The problem. Nothing in the data should change when you return it, but leave the pictures out.

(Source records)
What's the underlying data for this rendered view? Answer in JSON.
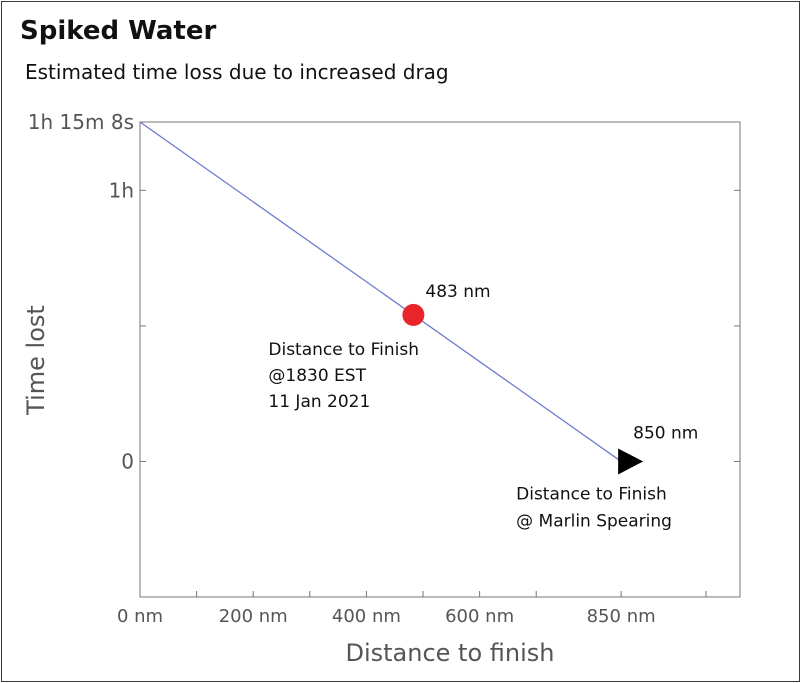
{
  "header": {
    "title": "Spiked Water",
    "subtitle": "Estimated time loss due to increased drag"
  },
  "chart_data": {
    "type": "line",
    "title": "Spiked Water",
    "subtitle": "Estimated time loss due to increased drag",
    "xlabel": "Distance to finish",
    "ylabel": "Time lost",
    "grid": false,
    "xlim": [
      0,
      1060
    ],
    "ylim_seconds": [
      -1800,
      4508
    ],
    "x_ticks": [
      {
        "value": 0,
        "label": "0 nm"
      },
      {
        "value": 200,
        "label": "200 nm"
      },
      {
        "value": 400,
        "label": "400 nm"
      },
      {
        "value": 600,
        "label": "600 nm"
      },
      {
        "value": 850,
        "label": "850 nm"
      }
    ],
    "y_ticks": [
      {
        "value": 0,
        "label": "0"
      },
      {
        "value": 3600,
        "label": "1h"
      },
      {
        "value": 4508,
        "label": "1h 15m 8s"
      }
    ],
    "series": [
      {
        "x": [
          0,
          850
        ],
        "y": [
          4508,
          0
        ],
        "color": "#6f7ccf"
      }
    ],
    "points": [
      {
        "x": 483,
        "y": 1946,
        "marker": "circle",
        "color": "#e8252a",
        "label": "483 nm",
        "note": [
          "Distance to Finish",
          "@1830 EST",
          "11 Jan 2021"
        ]
      },
      {
        "x": 850,
        "y": 0,
        "marker": "triangle",
        "color": "#000000",
        "label": "850 nm",
        "note": [
          "Distance to Finish",
          "@ Marlin Spearing"
        ]
      }
    ]
  }
}
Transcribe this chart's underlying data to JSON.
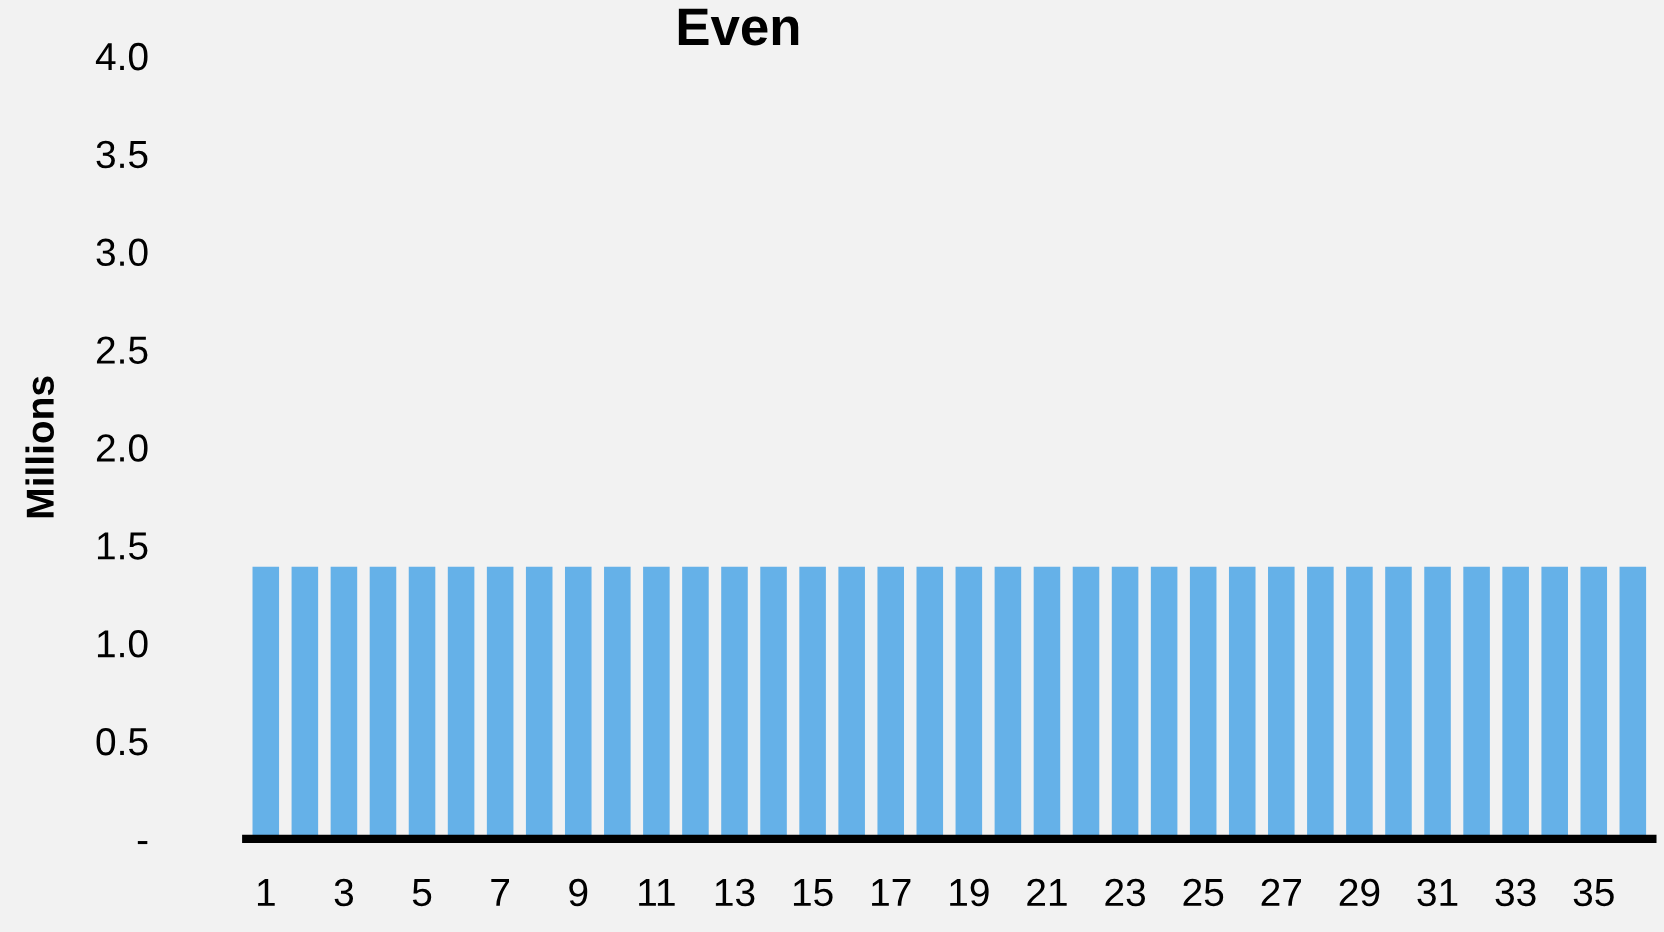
{
  "chart_data": {
    "type": "bar",
    "title": "Even",
    "ylabel": "Millions",
    "categories": [
      "1",
      null,
      "3",
      null,
      "5",
      null,
      "7",
      null,
      "9",
      null,
      "11",
      null,
      "13",
      null,
      "15",
      null,
      "17",
      null,
      "19",
      null,
      "21",
      null,
      "23",
      null,
      "25",
      null,
      "27",
      null,
      "29",
      null,
      "31",
      null,
      "33",
      null,
      "35",
      null
    ],
    "values": [
      1.39,
      1.39,
      1.39,
      1.39,
      1.39,
      1.39,
      1.39,
      1.39,
      1.39,
      1.39,
      1.39,
      1.39,
      1.39,
      1.39,
      1.39,
      1.39,
      1.39,
      1.39,
      1.39,
      1.39,
      1.39,
      1.39,
      1.39,
      1.39,
      1.39,
      1.39,
      1.39,
      1.39,
      1.39,
      1.39,
      1.39,
      1.39,
      1.39,
      1.39,
      1.39,
      1.39
    ],
    "color": "#65b1e8",
    "ylim": [
      0,
      4
    ],
    "yticks": [
      {
        "value": 0,
        "label": "-"
      },
      0.5,
      {
        "value": 1,
        "label": "1.0"
      },
      1.5,
      {
        "value": 2,
        "label": "2.0"
      },
      2.5,
      {
        "value": 3,
        "label": "3.0"
      },
      3.5,
      {
        "value": 4,
        "label": "4.0"
      }
    ],
    "grid": false,
    "legend": false
  }
}
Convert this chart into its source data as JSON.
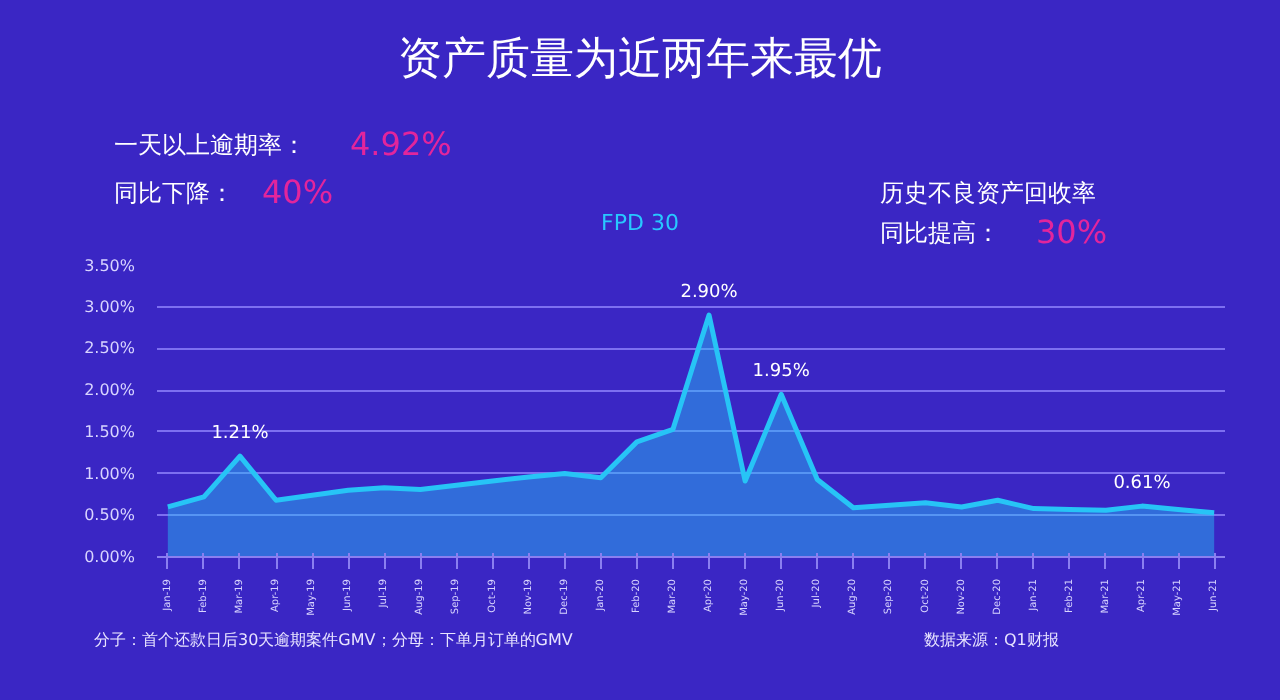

Expected answer.
What's the underlying data for this rendered view? Answer in JSON.
{
  "header": {
    "title": "Spiked Water",
    "subtitle": "Estimated time loss due to increased drag"
  },
  "chart_data": {
    "type": "line",
    "title": "Spiked Water",
    "subtitle": "Estimated time loss due to increased drag",
    "xlabel": "Distance to finish",
    "ylabel": "Time lost",
    "grid": false,
    "xlim": [
      0,
      1060
    ],
    "ylim_seconds": [
      -1800,
      4508
    ],
    "x_ticks": [
      {
        "value": 0,
        "label": "0 nm"
      },
      {
        "value": 200,
        "label": "200 nm"
      },
      {
        "value": 400,
        "label": "400 nm"
      },
      {
        "value": 600,
        "label": "600 nm"
      },
      {
        "value": 850,
        "label": "850 nm"
      }
    ],
    "y_ticks": [
      {
        "value": 0,
        "label": "0"
      },
      {
        "value": 3600,
        "label": "1h"
      },
      {
        "value": 4508,
        "label": "1h 15m 8s"
      }
    ],
    "series": [
      {
        "x": [
          0,
          850
        ],
        "y": [
          4508,
          0
        ],
        "color": "#6f7ccf"
      }
    ],
    "points": [
      {
        "x": 483,
        "y": 1946,
        "marker": "circle",
        "color": "#e8252a",
        "label": "483 nm",
        "note": [
          "Distance to Finish",
          "@1830 EST",
          "11 Jan 2021"
        ]
      },
      {
        "x": 850,
        "y": 0,
        "marker": "triangle",
        "color": "#000000",
        "label": "850 nm",
        "note": [
          "Distance to Finish",
          "@ Marlin Spearing"
        ]
      }
    ]
  }
}
Transcribe this chart's underlying data to JSON.
{
  "chart_data": {
    "type": "bar",
    "title": "Even",
    "ylabel": "Millions",
    "categories": [
      "1",
      null,
      "3",
      null,
      "5",
      null,
      "7",
      null,
      "9",
      null,
      "11",
      null,
      "13",
      null,
      "15",
      null,
      "17",
      null,
      "19",
      null,
      "21",
      null,
      "23",
      null,
      "25",
      null,
      "27",
      null,
      "29",
      null,
      "31",
      null,
      "33",
      null,
      "35",
      null
    ],
    "values": [
      1.39,
      1.39,
      1.39,
      1.39,
      1.39,
      1.39,
      1.39,
      1.39,
      1.39,
      1.39,
      1.39,
      1.39,
      1.39,
      1.39,
      1.39,
      1.39,
      1.39,
      1.39,
      1.39,
      1.39,
      1.39,
      1.39,
      1.39,
      1.39,
      1.39,
      1.39,
      1.39,
      1.39,
      1.39,
      1.39,
      1.39,
      1.39,
      1.39,
      1.39,
      1.39,
      1.39
    ],
    "color": "#65b1e8",
    "ylim": [
      0,
      4
    ],
    "yticks": [
      {
        "value": 0,
        "label": "-"
      },
      0.5,
      {
        "value": 1,
        "label": "1.0"
      },
      1.5,
      {
        "value": 2,
        "label": "2.0"
      },
      2.5,
      {
        "value": 3,
        "label": "3.0"
      },
      3.5,
      {
        "value": 4,
        "label": "4.0"
      }
    ],
    "grid": false,
    "legend": false
  }
}
Convert this chart into its source data as JSON.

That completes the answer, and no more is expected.